> [What the task requires]:
Lines containing the string "image" are to be counted. Write only how many there are.

================================

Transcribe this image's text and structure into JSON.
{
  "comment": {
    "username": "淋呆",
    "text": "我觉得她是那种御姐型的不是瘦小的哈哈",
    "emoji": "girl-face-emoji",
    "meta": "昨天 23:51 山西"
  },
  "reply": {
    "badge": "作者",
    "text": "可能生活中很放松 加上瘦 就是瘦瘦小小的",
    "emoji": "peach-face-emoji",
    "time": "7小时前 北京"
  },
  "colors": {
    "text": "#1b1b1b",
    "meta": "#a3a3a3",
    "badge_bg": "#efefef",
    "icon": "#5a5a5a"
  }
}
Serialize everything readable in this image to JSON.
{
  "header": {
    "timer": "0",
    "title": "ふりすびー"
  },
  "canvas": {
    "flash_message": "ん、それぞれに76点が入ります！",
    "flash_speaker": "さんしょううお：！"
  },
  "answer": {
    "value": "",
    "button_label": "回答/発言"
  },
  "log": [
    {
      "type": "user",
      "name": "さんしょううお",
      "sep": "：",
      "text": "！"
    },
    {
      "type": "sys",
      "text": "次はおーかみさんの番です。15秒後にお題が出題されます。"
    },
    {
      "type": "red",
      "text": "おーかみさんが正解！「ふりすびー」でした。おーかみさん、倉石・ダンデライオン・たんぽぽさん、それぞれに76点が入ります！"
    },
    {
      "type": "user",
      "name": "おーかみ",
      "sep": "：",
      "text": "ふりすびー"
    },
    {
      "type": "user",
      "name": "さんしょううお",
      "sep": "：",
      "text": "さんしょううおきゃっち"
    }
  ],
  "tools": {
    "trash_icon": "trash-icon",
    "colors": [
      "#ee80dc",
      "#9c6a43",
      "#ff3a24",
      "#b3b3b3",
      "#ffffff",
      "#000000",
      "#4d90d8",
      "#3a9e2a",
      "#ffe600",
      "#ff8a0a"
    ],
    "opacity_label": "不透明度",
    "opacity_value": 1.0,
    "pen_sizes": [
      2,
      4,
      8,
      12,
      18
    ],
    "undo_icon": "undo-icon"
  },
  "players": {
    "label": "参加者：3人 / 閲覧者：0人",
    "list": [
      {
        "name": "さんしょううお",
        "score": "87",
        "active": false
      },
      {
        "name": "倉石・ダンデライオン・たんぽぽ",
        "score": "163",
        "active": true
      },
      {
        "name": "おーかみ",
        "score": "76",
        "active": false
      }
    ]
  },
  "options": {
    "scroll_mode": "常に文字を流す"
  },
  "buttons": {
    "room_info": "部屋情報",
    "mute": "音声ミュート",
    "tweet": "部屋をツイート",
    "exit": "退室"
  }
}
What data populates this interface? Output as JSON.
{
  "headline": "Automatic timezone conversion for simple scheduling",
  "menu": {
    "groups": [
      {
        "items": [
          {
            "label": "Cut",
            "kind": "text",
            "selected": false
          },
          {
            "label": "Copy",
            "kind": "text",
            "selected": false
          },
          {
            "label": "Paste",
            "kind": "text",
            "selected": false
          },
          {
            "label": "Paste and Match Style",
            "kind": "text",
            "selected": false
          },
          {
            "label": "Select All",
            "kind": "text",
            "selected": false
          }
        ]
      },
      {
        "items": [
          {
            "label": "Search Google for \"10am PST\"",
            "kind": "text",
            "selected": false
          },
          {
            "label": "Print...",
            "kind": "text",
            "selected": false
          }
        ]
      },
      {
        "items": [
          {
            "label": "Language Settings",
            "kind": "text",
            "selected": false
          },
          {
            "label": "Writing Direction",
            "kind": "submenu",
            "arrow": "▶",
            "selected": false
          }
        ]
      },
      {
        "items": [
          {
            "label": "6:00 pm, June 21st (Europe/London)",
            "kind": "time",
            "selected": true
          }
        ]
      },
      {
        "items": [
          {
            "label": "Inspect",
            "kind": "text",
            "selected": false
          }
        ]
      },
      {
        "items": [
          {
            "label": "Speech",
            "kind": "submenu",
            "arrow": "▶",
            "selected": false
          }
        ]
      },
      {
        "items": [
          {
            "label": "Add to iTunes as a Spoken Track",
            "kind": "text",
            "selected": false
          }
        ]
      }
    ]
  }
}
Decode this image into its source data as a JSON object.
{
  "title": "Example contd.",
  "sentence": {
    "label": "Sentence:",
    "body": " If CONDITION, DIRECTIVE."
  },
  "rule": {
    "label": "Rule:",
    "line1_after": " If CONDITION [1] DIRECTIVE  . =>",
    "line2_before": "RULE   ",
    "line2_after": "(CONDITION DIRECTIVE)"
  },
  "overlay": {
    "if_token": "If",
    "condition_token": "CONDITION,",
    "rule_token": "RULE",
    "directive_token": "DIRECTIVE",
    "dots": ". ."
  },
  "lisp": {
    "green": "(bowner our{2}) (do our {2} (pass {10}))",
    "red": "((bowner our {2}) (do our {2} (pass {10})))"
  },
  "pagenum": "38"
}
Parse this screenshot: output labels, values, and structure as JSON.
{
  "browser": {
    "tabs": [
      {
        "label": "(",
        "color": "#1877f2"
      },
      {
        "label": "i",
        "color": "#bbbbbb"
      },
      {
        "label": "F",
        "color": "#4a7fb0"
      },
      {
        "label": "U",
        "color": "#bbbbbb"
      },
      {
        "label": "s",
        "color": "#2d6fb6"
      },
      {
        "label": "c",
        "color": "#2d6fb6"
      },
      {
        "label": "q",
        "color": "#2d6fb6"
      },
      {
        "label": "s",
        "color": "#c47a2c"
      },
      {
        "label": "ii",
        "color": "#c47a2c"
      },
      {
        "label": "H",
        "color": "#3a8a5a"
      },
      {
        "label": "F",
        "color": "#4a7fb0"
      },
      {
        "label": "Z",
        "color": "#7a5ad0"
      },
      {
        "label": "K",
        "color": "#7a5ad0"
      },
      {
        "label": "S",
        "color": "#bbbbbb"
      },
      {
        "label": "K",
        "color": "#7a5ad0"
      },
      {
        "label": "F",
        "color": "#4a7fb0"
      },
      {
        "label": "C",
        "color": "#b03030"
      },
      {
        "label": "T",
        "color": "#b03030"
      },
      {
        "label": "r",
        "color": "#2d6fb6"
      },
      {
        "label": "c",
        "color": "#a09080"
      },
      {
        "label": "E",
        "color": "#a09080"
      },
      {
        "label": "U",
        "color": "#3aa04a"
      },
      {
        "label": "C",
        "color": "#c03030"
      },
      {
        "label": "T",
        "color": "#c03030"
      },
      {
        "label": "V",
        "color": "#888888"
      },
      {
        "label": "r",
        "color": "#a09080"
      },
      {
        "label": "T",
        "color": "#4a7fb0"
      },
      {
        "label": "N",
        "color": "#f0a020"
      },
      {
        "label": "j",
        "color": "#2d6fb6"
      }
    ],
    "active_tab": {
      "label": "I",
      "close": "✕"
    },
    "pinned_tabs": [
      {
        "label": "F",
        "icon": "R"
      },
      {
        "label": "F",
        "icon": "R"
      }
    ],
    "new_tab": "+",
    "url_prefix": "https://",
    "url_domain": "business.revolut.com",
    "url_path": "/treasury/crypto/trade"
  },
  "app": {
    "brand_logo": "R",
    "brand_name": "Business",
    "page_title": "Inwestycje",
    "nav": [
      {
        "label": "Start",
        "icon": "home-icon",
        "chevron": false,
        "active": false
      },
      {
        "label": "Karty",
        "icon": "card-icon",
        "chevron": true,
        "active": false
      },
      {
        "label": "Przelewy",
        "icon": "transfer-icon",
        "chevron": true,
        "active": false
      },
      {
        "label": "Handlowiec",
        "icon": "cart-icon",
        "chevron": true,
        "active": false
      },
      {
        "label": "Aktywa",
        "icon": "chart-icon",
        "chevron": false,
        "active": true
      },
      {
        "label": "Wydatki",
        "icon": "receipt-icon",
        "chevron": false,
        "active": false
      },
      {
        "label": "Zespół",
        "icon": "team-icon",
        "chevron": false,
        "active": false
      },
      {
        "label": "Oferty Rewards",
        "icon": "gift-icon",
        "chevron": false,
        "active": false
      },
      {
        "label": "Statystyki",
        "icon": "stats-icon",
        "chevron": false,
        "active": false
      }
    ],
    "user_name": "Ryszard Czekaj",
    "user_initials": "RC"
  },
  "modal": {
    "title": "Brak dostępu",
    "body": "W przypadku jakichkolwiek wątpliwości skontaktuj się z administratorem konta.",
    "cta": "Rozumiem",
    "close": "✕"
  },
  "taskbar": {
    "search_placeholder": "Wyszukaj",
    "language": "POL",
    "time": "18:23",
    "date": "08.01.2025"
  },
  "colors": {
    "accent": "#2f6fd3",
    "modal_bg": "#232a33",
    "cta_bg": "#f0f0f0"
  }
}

================================

> [Written solution]:
3